╭─ Data shown

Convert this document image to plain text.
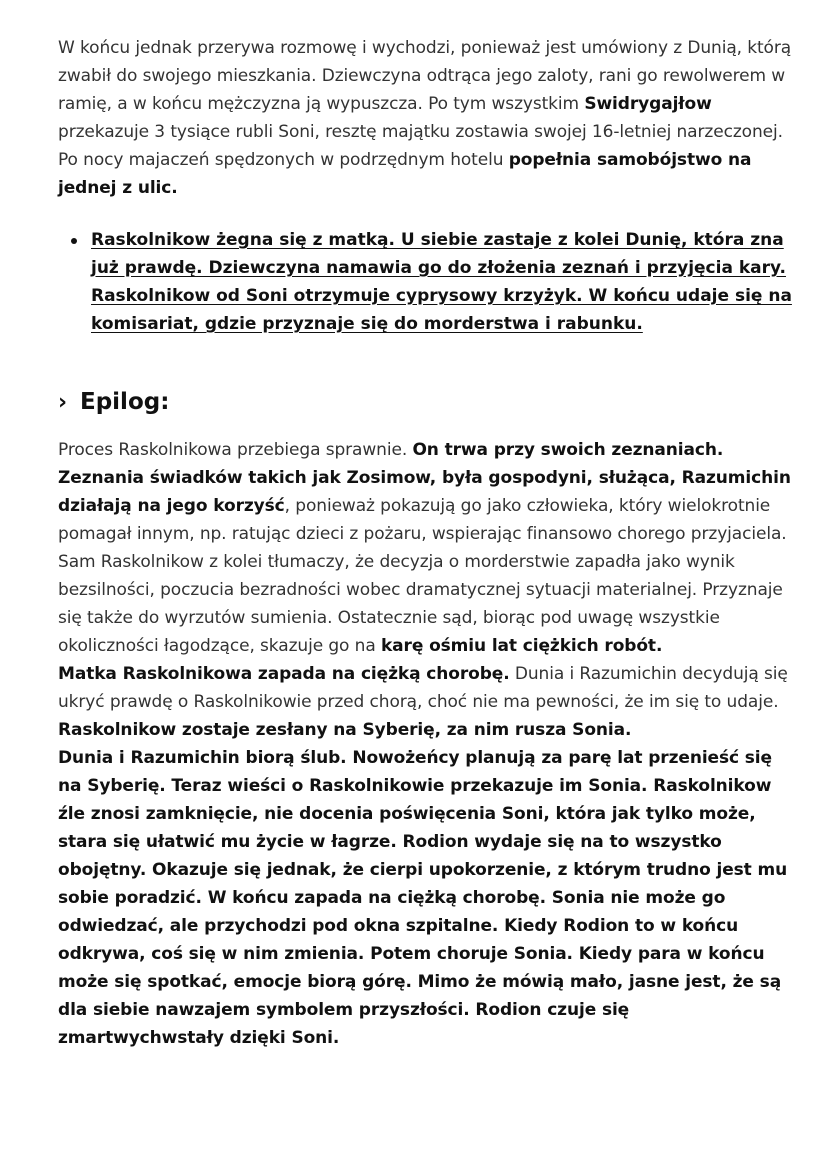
W końcu jednak przerywa rozmowę i wychodzi, ponieważ jest umówiony z Dunią, którą zwabił do swojego mieszkania. Dziewczyna odtrąca jego zaloty, rani go rewolwerem w ramię, a w końcu mężczyzna ją wypuszcza. Po tym wszystkim Swidrygajłow przekazuje 3 tysiące rubli Soni, resztę majątku zostawia swojej 16-letniej narzeczonej. Po nocy majaczeń spędzonych w podrzędnym hotelu popełnia samobójstwo na jednej z ulic.

Raskolnikow żegna się z matką. U siebie zastaje z kolei Dunię, która zna już prawdę. Dziewczyna namawia go do złożenia zeznań i przyjęcia kary. Raskolnikow od Soni otrzymuje cyprysowy krzyżyk. W końcu udaje się na komisariat, gdzie przyznaje się do morderstwa i rabunku.
› Epilog:

Proces Raskolnikowa przebiega sprawnie. On trwa przy swoich zeznaniach. Zeznania świadków takich jak Zosimow, była gospodyni, służąca, Razumichin działają na jego korzyść, ponieważ pokazują go jako człowieka, który wielokrotnie pomagał innym, np. ratując dzieci z pożaru, wspierając finansowo chorego przyjaciela. Sam Raskolnikow z kolei tłumaczy, że decyzja o morderstwie zapadła jako wynik bezsilności, poczucia bezradności wobec dramatycznej sytuacji materialnej. Przyznaje się także do wyrzutów sumienia. Ostatecznie sąd, biorąc pod uwagę wszystkie okoliczności łagodzące, skazuje go na karę ośmiu lat ciężkich robót.

Matka Raskolnikowa zapada na ciężką chorobę. Dunia i Razumichin decydują się ukryć prawdę o Raskolnikowie przed chorą, choć nie ma pewności, że im się to udaje. Raskolnikow zostaje zesłany na Syberię, za nim rusza Sonia.

Dunia i Razumichin biorą ślub. Nowożeńcy planują za parę lat przenieść się na Syberię. Teraz wieści o Raskolnikowie przekazuje im Sonia. Raskolnikow źle znosi zamknięcie, nie docenia poświęcenia Soni, która jak tylko może, stara się ułatwić mu życie w łagrze. Rodion wydaje się na to wszystko obojętny. Okazuje się jednak, że cierpi upokorzenie, z którym trudno jest mu sobie poradzić. W końcu zapada na ciężką chorobę. Sonia nie może go odwiedzać, ale przychodzi pod okna szpitalne. Kiedy Rodion to w końcu odkrywa, coś się w nim zmienia. Potem choruje Sonia. Kiedy para w końcu może się spotkać, emocje biorą górę. Mimo że mówią mało, jasne jest, że są dla siebie nawzajem symbolem przyszłości. Rodion czuje się zmartwychwstały dzięki Soni.
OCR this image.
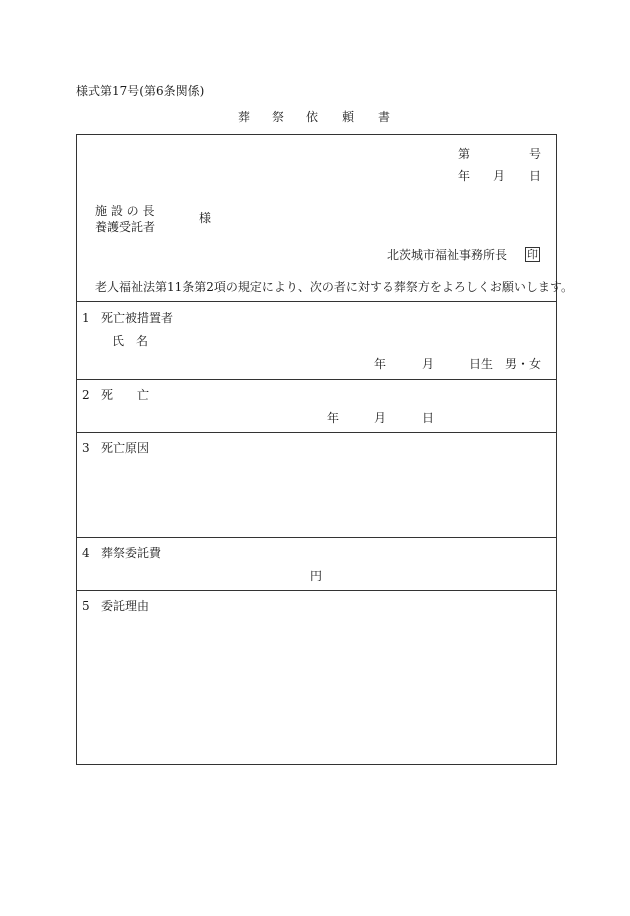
様式第17号(第6条関係)
葬 祭 依 頼 書
第	号
年 月 日
施 設 の 長
養護受託者
様
北茨城市福祉事務所長 印
老人福祉法第11条第2項の規定により、次の者に対する葬祭方をよろしくお願いします。
1 死亡被措置者
氏　名
年	月	日生 男・女
2 死　　亡
年	月	日
3 死亡原因
4 葬祭委託費
円
5 委託理由
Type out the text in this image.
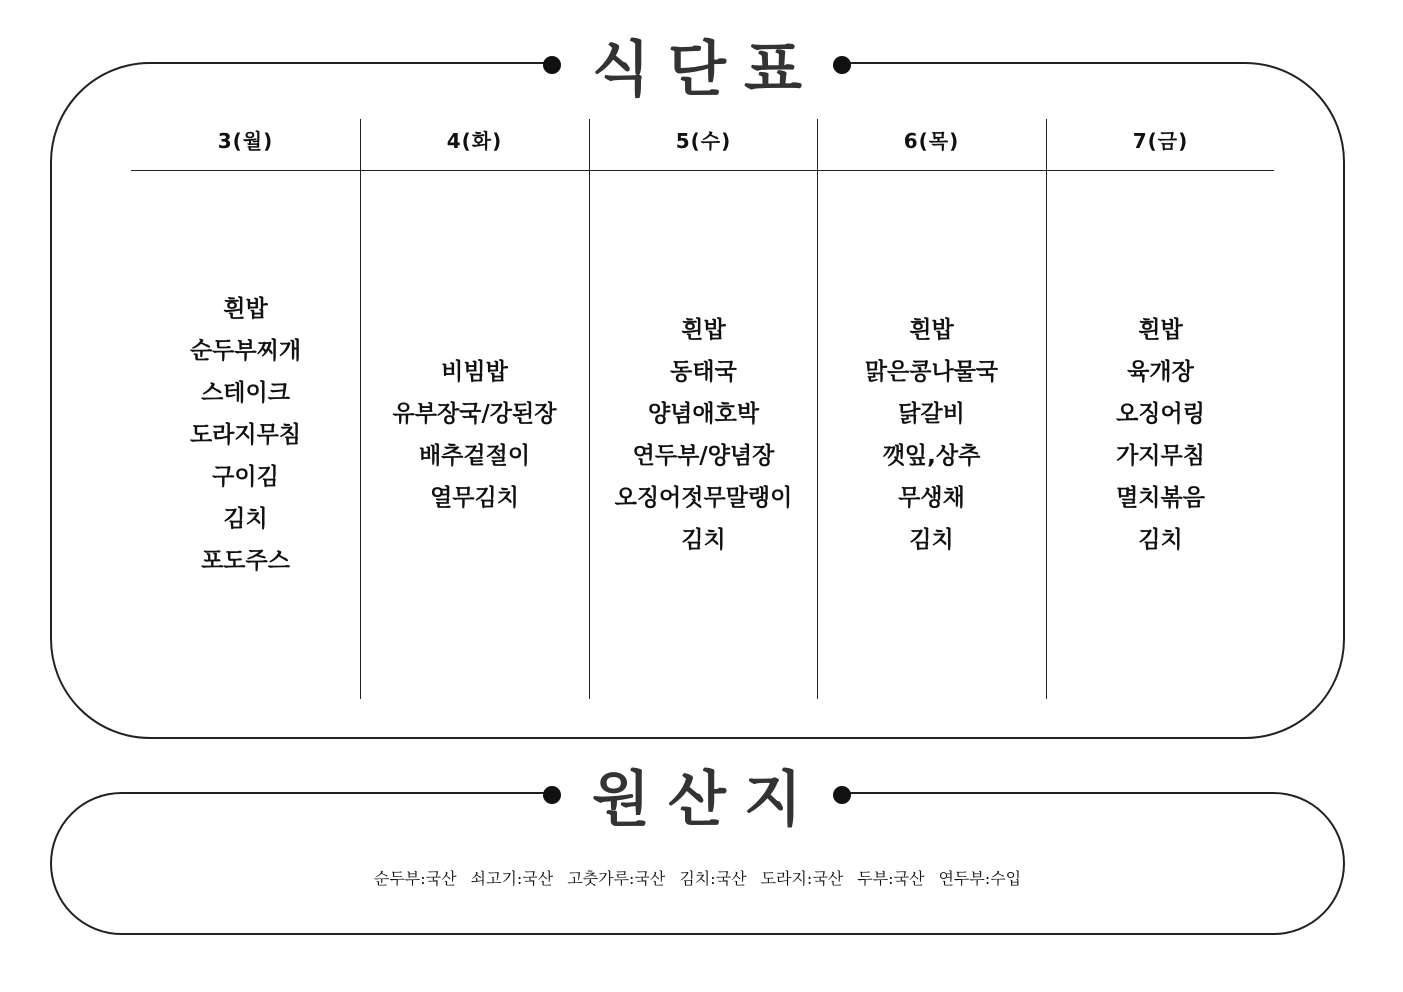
식단표
3(월)
흰밥
순두부찌개
스테이크
도라지무침
구이김
김치
포도주스
4(화)
비빔밥
유부장국/강된장
배추겉절이
열무김치
5(수)
흰밥
동태국
양념애호박
연두부/양념장
오징어젓무말랭이
김치
6(목)
흰밥
맑은콩나물국
닭갈비
깻잎,상추
무생채
김치
7(금)
흰밥
육개장
오징어링
가지무침
멸치볶음
김치
원산지
순두부:국산 쇠고기:국산 고춧가루:국산 김치:국산 도라지:국산 두부:국산 연두부:수입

╰─

* _What you should do_
Make an exact copy of the lines of the records from the line containing "OCR this image." through the final line, both ends included, but not of the pictures.

* _Correct result_
OCR this image.
様式第17号(第6条関係)
葬 祭 依 頼 書
第	号
年 月 日
施 設 の 長
養護受託者
様
北茨城市福祉事務所長 印
老人福祉法第11条第2項の規定により、次の者に対する葬祭方をよろしくお願いします。
1 死亡被措置者
氏　名
年	月	日生 男・女
2 死　　亡
年	月	日
3 死亡原因
4 葬祭委託費
円
5 委託理由
Type out the text in this image.
식단표
3(월)
흰밥
순두부찌개
스테이크
도라지무침
구이김
김치
포도주스
4(화)
비빔밥
유부장국/강된장
배추겉절이
열무김치
5(수)
흰밥
동태국
양념애호박
연두부/양념장
오징어젓무말랭이
김치
6(목)
흰밥
맑은콩나물국
닭갈비
깻잎,상추
무생채
김치
7(금)
흰밥
육개장
오징어링
가지무침
멸치볶음
김치
원산지
순두부:국산 쇠고기:국산 고춧가루:국산 김치:국산 도라지:국산 두부:국산 연두부:수입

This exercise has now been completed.